* _Task statement_: Render every line of the entries below as a Markdown table with two columns, Row and Line. Number each row and leave out blank lines.
-- Begin Available data --
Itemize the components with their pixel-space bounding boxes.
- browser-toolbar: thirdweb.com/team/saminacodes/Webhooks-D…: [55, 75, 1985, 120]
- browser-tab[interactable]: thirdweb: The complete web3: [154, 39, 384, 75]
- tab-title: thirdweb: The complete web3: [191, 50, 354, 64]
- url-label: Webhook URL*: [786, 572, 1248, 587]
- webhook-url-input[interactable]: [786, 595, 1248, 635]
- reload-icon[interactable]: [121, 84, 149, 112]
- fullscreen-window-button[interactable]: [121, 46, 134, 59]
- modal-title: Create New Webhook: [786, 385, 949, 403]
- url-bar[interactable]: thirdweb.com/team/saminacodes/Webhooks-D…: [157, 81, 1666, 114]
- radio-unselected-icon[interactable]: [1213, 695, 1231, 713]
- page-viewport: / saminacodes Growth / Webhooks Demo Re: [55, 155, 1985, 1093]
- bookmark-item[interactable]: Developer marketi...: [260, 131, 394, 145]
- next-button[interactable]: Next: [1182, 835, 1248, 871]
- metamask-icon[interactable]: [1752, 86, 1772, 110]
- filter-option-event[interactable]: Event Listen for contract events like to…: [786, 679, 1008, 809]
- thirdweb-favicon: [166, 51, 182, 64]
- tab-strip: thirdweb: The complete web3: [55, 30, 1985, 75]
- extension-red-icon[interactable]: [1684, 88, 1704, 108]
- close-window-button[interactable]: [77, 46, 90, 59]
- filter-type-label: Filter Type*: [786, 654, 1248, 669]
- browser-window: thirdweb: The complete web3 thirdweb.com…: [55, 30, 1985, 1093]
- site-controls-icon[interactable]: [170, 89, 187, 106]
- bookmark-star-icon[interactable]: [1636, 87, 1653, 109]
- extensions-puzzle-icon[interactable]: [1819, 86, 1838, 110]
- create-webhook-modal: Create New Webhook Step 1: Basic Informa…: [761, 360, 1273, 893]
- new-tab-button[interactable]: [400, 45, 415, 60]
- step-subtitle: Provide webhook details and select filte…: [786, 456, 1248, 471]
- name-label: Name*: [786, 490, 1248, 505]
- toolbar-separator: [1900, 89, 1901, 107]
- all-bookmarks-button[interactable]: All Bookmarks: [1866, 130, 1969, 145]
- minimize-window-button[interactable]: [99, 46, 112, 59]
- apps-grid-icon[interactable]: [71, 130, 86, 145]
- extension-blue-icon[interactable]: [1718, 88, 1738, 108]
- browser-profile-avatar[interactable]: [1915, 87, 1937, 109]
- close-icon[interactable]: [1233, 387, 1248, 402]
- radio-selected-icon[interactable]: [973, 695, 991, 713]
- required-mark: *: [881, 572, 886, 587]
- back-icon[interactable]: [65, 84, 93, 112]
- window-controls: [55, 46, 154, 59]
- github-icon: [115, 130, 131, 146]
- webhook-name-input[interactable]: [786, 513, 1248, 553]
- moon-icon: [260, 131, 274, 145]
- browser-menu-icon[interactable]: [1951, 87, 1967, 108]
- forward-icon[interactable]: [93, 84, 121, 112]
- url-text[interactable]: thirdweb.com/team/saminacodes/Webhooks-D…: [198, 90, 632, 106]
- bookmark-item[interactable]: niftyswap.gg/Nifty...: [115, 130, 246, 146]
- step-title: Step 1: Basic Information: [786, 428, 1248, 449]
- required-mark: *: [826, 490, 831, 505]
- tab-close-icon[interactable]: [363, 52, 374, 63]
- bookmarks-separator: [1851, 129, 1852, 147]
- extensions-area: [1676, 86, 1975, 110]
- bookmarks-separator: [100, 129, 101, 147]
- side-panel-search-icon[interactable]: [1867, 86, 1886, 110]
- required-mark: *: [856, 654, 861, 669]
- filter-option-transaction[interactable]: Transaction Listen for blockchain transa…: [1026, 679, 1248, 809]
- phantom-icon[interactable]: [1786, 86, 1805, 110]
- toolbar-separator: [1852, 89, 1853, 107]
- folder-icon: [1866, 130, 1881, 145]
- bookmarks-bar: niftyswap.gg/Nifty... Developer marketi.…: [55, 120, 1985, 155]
-- End Available data --
* _Full response_:
| Row | Line |
|---|---|
| 1 | Itemize the components with their pixel-space bounding boxes. |
| 2 | - browser-toolbar: thirdweb.com/team/saminacodes/Webhooks-D…: [55, 75, 1985, 120] |
| 3 | - browser-tab[interactable]: thirdweb: The complete web3: [154, 39, 384, 75] |
| 4 | - tab-title: thirdweb: The complete web3: [191, 50, 354, 64] |
| 5 | - url-label: Webhook URL*: [786, 572, 1248, 587] |
| 6 | - webhook-url-input[interactable]: [786, 595, 1248, 635] |
| 7 | - reload-icon[interactable]: [121, 84, 149, 112] |
| 8 | - fullscreen-window-button[interactable]: [121, 46, 134, 59] |
| 9 | - modal-title: Create New Webhook: [786, 385, 949, 403] |
| 10 | - url-bar[interactable]: thirdweb.com/team/saminacodes/Webhooks-D…: [157, 81, 1666, 114] |
| 11 | - radio-unselected-icon[interactable]: [1213, 695, 1231, 713] |
| 12 | - page-viewport: / saminacodes Growth / Webhooks Demo Re: [55, 155, 1985, 1093] |
| 13 | - bookmark-item[interactable]: Developer marketi...: [260, 131, 394, 145] |
| 14 | - next-button[interactable]: Next: [1182, 835, 1248, 871] |
| 15 | - metamask-icon[interactable]: [1752, 86, 1772, 110] |
| 16 | - filter-option-event[interactable]: Event Listen for contract events like to…: [786, 679, 1008, 809] |
| 17 | - thirdweb-favicon: [166, 51, 182, 64] |
| 18 | - tab-strip: thirdweb: The complete web3: [55, 30, 1985, 75] |
| 19 | - extension-red-icon[interactable]: [1684, 88, 1704, 108] |
| 20 | - close-window-button[interactable]: [77, 46, 90, 59] |
| 21 | - filter-type-label: Filter Type*: [786, 654, 1248, 669] |
| 22 | - browser-window: thirdweb: The complete web3 thirdweb.com…: [55, 30, 1985, 1093] |
| 23 | - site-controls-icon[interactable]: [170, 89, 187, 106] |
| 24 | - bookmark-star-icon[interactable]: [1636, 87, 1653, 109] |
| 25 | - extensions-puzzle-icon[interactable]: [1819, 86, 1838, 110] |
| 26 | - create-webhook-modal: Create New Webhook Step 1: Basic Informa…: [761, 360, 1273, 893] |
| 27 | - new-tab-button[interactable]: [400, 45, 415, 60] |
| 28 | - step-subtitle: Provide webhook details and select filte…: [786, 456, 1248, 471] |
| 29 | - name-label: Name*: [786, 490, 1248, 505] |
| 30 | - toolbar-separator: [1900, 89, 1901, 107] |
| 31 | - all-bookmarks-button[interactable]: All Bookmarks: [1866, 130, 1969, 145] |
| 32 | - minimize-window-button[interactable]: [99, 46, 112, 59] |
| 33 | - apps-grid-icon[interactable]: [71, 130, 86, 145] |
| 34 | - extension-blue-icon[interactable]: [1718, 88, 1738, 108] |
| 35 | - browser-profile-avatar[interactable]: [1915, 87, 1937, 109] |
| 36 | - close-icon[interactable]: [1233, 387, 1248, 402] |
| 37 | - radio-selected-icon[interactable]: [973, 695, 991, 713] |
| 38 | - required-mark: *: [881, 572, 886, 587] |
| 39 | - back-icon[interactable]: [65, 84, 93, 112] |
| 40 | - window-controls: [55, 46, 154, 59] |
| 41 | - github-icon: [115, 130, 131, 146] |
| 42 | - webhook-name-input[interactable]: [786, 513, 1248, 553] |
| 43 | - moon-icon: [260, 131, 274, 145] |
| 44 | - browser-menu-icon[interactable]: [1951, 87, 1967, 108] |
| 45 | - forward-icon[interactable]: [93, 84, 121, 112] |
| 46 | - url-text[interactable]: thirdweb.com/team/saminacodes/Webhooks-D…: [198, 90, 632, 106] |
| 47 | - bookmark-item[interactable]: niftyswap.gg/Nifty...: [115, 130, 246, 146] |
| 48 | - step-title: Step 1: Basic Information: [786, 428, 1248, 449] |
| 49 | - required-mark: *: [826, 490, 831, 505] |
| 50 | - tab-close-icon[interactable]: [363, 52, 374, 63] |
| 51 | - bookmarks-separator: [1851, 129, 1852, 147] |
| 52 | - extensions-area: [1676, 86, 1975, 110] |
| 53 | - bookmarks-separator: [100, 129, 101, 147] |
| 54 | - side-panel-search-icon[interactable]: [1867, 86, 1886, 110] |
| 55 | - required-mark: *: [856, 654, 861, 669] |
| 56 | - filter-option-transaction[interactable]: Transaction Listen for blockchain transa…: [1026, 679, 1248, 809] |
| 57 | - phantom-icon[interactable]: [1786, 86, 1805, 110] |
| 58 | - toolbar-separator: [1852, 89, 1853, 107] |
| 59 | - folder-icon: [1866, 130, 1881, 145] |
| 60 | - bookmarks-bar: niftyswap.gg/Nifty... Developer marketi.…: [55, 120, 1985, 155] |